- [Figure content listings]
——
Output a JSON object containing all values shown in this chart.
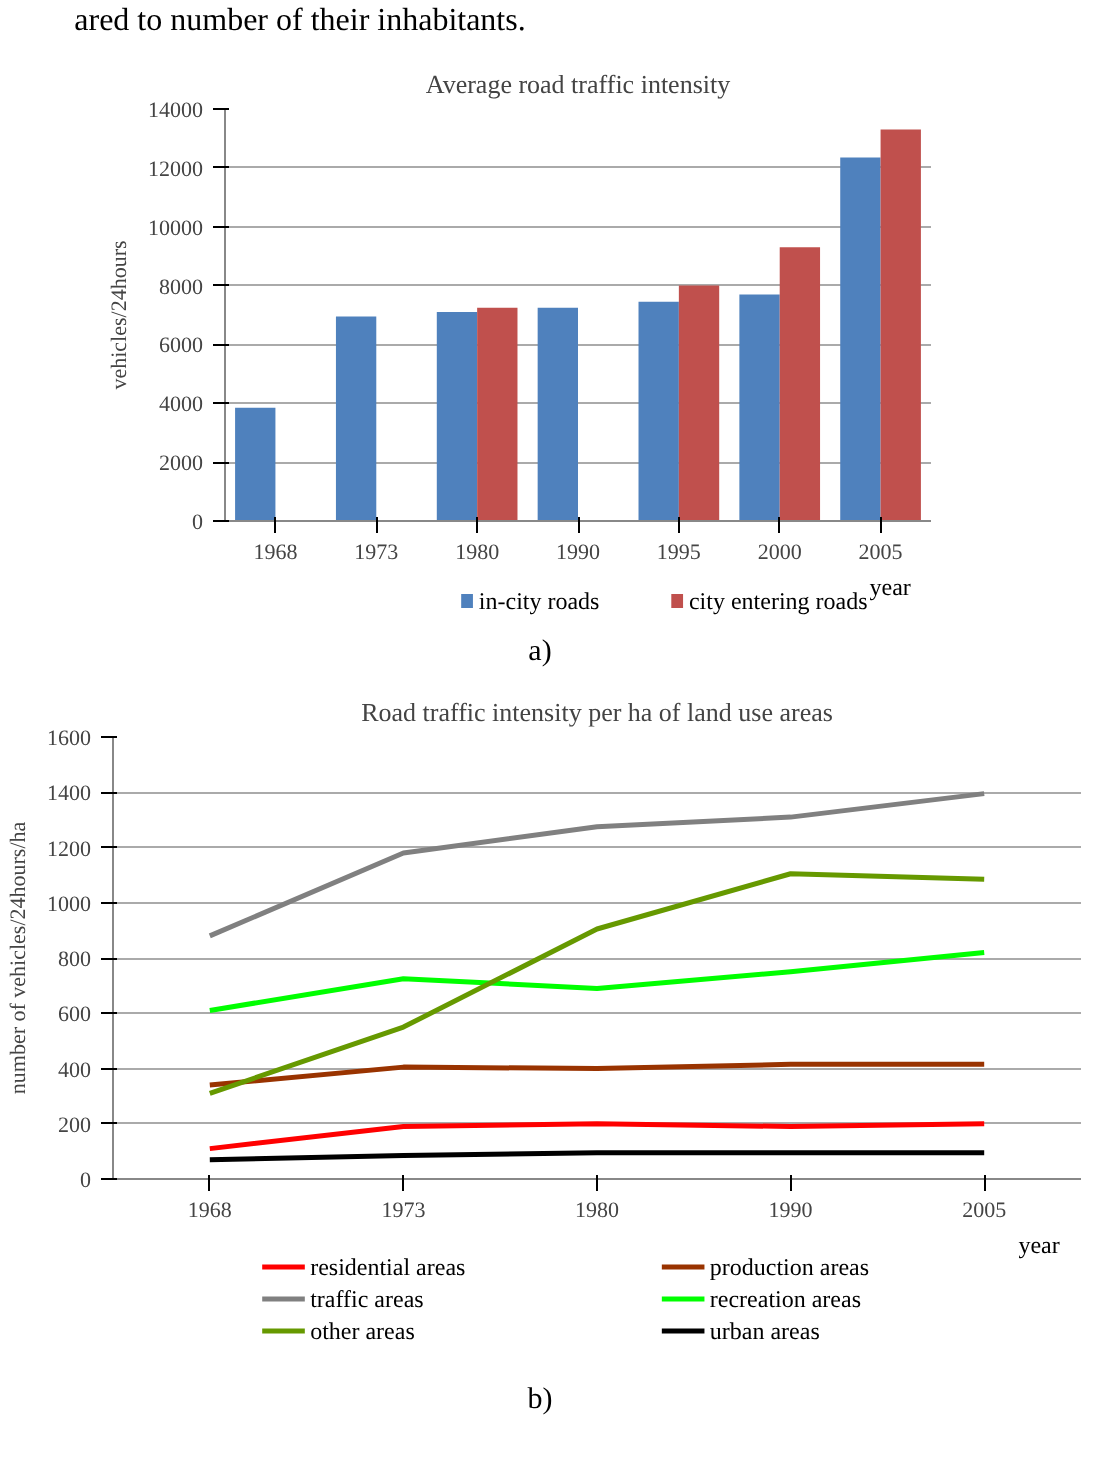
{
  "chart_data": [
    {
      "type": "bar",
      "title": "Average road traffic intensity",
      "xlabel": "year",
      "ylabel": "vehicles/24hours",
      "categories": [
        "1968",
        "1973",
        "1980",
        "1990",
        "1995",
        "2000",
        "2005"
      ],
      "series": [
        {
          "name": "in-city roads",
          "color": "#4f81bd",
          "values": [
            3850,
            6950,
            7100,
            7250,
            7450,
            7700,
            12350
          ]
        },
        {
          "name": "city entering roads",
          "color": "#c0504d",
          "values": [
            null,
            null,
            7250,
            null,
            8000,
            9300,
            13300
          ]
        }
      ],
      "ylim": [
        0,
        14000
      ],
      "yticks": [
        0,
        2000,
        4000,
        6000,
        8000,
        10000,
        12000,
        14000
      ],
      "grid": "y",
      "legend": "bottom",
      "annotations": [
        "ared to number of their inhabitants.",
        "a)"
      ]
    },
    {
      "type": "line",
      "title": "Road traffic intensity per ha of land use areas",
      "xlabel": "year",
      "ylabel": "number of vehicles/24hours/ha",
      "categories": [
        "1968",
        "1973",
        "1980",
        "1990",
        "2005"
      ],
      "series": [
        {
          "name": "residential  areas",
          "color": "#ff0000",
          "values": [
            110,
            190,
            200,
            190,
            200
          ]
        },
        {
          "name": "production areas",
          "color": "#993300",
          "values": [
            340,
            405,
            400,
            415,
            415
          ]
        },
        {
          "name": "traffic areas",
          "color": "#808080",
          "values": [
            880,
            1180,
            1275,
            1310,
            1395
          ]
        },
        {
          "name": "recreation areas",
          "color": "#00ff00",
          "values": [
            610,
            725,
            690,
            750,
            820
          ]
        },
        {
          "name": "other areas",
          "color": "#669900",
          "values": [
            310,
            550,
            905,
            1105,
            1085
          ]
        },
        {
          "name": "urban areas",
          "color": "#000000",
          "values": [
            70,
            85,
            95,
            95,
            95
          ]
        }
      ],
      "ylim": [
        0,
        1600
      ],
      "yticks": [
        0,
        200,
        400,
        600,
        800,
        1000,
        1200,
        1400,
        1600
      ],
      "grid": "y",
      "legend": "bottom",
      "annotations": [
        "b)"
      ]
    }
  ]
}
——
Provide the count, and nothing else, of lines in the data above where the word "number" occurs.

- [Task solution]
2